**To be done**
Quote every entry word for word.

(begin)

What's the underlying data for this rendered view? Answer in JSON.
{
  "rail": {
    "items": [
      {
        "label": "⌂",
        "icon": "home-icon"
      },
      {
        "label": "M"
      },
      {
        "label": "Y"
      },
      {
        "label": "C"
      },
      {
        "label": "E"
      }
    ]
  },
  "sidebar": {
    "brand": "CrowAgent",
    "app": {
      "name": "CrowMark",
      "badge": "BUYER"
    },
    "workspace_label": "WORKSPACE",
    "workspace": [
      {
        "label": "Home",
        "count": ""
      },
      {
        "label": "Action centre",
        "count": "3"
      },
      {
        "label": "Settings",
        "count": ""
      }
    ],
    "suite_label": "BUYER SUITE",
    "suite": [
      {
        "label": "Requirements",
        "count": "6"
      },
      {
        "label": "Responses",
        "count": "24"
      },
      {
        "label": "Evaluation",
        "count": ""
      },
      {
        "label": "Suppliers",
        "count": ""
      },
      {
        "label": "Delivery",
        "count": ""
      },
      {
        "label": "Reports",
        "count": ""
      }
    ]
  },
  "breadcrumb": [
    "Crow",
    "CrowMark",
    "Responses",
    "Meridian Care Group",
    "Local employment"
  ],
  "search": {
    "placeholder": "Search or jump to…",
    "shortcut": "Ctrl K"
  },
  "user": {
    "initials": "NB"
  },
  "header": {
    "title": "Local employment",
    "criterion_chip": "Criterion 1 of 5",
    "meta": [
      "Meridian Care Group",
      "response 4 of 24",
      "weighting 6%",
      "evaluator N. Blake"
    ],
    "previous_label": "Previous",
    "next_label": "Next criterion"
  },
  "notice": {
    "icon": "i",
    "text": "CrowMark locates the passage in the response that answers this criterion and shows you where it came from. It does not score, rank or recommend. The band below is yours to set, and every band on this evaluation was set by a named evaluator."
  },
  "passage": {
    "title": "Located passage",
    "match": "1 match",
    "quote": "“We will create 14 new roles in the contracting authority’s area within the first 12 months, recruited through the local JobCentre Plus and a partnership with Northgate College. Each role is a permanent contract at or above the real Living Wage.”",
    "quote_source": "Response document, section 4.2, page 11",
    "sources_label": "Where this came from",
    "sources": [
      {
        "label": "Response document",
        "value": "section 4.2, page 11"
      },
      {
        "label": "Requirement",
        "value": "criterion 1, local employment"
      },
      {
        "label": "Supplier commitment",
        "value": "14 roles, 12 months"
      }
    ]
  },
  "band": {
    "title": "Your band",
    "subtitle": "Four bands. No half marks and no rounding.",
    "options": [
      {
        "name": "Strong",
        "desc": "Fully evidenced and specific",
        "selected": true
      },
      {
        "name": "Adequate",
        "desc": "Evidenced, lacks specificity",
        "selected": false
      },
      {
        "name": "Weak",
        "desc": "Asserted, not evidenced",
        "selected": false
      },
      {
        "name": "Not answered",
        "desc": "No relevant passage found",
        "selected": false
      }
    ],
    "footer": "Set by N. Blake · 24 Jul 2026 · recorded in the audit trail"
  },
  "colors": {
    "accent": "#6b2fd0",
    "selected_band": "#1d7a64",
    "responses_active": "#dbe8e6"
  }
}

(end)

**Result of this exercise**
What's the underlying data for this rendered view? Answer in JSON.
{
  "rail": {
    "items": [
      {
        "label": "⌂",
        "icon": "home-icon"
      },
      {
        "label": "M"
      },
      {
        "label": "Y"
      },
      {
        "label": "C"
      },
      {
        "label": "E"
      }
    ]
  },
  "sidebar": {
    "brand": "CrowAgent",
    "app": {
      "name": "CrowMark",
      "badge": "BUYER"
    },
    "workspace_label": "WORKSPACE",
    "workspace": [
      {
        "label": "Home",
        "count": ""
      },
      {
        "label": "Action centre",
        "count": "3"
      },
      {
        "label": "Settings",
        "count": ""
      }
    ],
    "suite_label": "BUYER SUITE",
    "suite": [
      {
        "label": "Requirements",
        "count": "6"
      },
      {
        "label": "Responses",
        "count": "24"
      },
      {
        "label": "Evaluation",
        "count": ""
      },
      {
        "label": "Suppliers",
        "count": ""
      },
      {
        "label": "Delivery",
        "count": ""
      },
      {
        "label": "Reports",
        "count": ""
      }
    ]
  },
  "breadcrumb": [
    "Crow",
    "CrowMark",
    "Responses",
    "Meridian Care Group",
    "Local employment"
  ],
  "search": {
    "placeholder": "Search or jump to…",
    "shortcut": "Ctrl K"
  },
  "user": {
    "initials": "NB"
  },
  "header": {
    "title": "Local employment",
    "criterion_chip": "Criterion 1 of 5",
    "meta": [
      "Meridian Care Group",
      "response 4 of 24",
      "weighting 6%",
      "evaluator N. Blake"
    ],
    "previous_label": "Previous",
    "next_label": "Next criterion"
  },
  "notice": {
    "icon": "i",
    "text": "CrowMark locates the passage in the response that answers this criterion and shows you where it came from. It does not score, rank or recommend. The band below is yours to set, and every band on this evaluation was set by a named evaluator."
  },
  "passage": {
    "title": "Located passage",
    "match": "1 match",
    "quote": "“We will create 14 new roles in the contracting authority’s area within the first 12 months, recruited through the local JobCentre Plus and a partnership with Northgate College. Each role is a permanent contract at or above the real Living Wage.”",
    "quote_source": "Response document, section 4.2, page 11",
    "sources_label": "Where this came from",
    "sources": [
      {
        "label": "Response document",
        "value": "section 4.2, page 11"
      },
      {
        "label": "Requirement",
        "value": "criterion 1, local employment"
      },
      {
        "label": "Supplier commitment",
        "value": "14 roles, 12 months"
      }
    ]
  },
  "band": {
    "title": "Your band",
    "subtitle": "Four bands. No half marks and no rounding.",
    "options": [
      {
        "name": "Strong",
        "desc": "Fully evidenced and specific",
        "selected": true
      },
      {
        "name": "Adequate",
        "desc": "Evidenced, lacks specificity",
        "selected": false
      },
      {
        "name": "Weak",
        "desc": "Asserted, not evidenced",
        "selected": false
      },
      {
        "name": "Not answered",
        "desc": "No relevant passage found",
        "selected": false
      }
    ],
    "footer": "Set by N. Blake · 24 Jul 2026 · recorded in the audit trail"
  },
  "colors": {
    "accent": "#6b2fd0",
    "selected_band": "#1d7a64",
    "responses_active": "#dbe8e6"
  }
}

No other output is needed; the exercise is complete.